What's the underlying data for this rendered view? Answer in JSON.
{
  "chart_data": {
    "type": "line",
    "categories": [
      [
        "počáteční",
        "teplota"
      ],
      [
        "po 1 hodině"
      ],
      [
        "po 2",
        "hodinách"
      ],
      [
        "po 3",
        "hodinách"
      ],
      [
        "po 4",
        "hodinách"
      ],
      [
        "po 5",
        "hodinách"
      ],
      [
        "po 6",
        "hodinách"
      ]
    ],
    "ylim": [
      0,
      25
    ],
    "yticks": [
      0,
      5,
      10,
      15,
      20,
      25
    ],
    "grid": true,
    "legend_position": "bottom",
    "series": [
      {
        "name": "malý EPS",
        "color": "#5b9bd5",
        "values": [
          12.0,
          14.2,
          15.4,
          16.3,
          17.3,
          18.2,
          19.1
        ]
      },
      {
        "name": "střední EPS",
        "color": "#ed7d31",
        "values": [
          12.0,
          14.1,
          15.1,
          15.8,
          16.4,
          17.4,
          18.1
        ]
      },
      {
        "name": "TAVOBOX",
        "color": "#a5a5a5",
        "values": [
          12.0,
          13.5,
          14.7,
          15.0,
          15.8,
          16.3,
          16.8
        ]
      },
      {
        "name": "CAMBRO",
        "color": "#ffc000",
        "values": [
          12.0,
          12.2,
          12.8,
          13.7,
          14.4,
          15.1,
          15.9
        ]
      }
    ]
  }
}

+--

Exercise task: Output the complete data exactly as written.

Result below:
What's the underlying data for this rendered view? Answer in JSON.
{
  "chart_data": {
    "type": "line",
    "categories": [
      [
        "počáteční",
        "teplota"
      ],
      [
        "po 1 hodině"
      ],
      [
        "po 2",
        "hodinách"
      ],
      [
        "po 3",
        "hodinách"
      ],
      [
        "po 4",
        "hodinách"
      ],
      [
        "po 5",
        "hodinách"
      ],
      [
        "po 6",
        "hodinách"
      ]
    ],
    "ylim": [
      0,
      25
    ],
    "yticks": [
      0,
      5,
      10,
      15,
      20,
      25
    ],
    "grid": true,
    "legend_position": "bottom",
    "series": [
      {
        "name": "malý EPS",
        "color": "#5b9bd5",
        "values": [
          12.0,
          14.2,
          15.4,
          16.3,
          17.3,
          18.2,
          19.1
        ]
      },
      {
        "name": "střední EPS",
        "color": "#ed7d31",
        "values": [
          12.0,
          14.1,
          15.1,
          15.8,
          16.4,
          17.4,
          18.1
        ]
      },
      {
        "name": "TAVOBOX",
        "color": "#a5a5a5",
        "values": [
          12.0,
          13.5,
          14.7,
          15.0,
          15.8,
          16.3,
          16.8
        ]
      },
      {
        "name": "CAMBRO",
        "color": "#ffc000",
        "values": [
          12.0,
          12.2,
          12.8,
          13.7,
          14.4,
          15.1,
          15.9
        ]
      }
    ]
  }
}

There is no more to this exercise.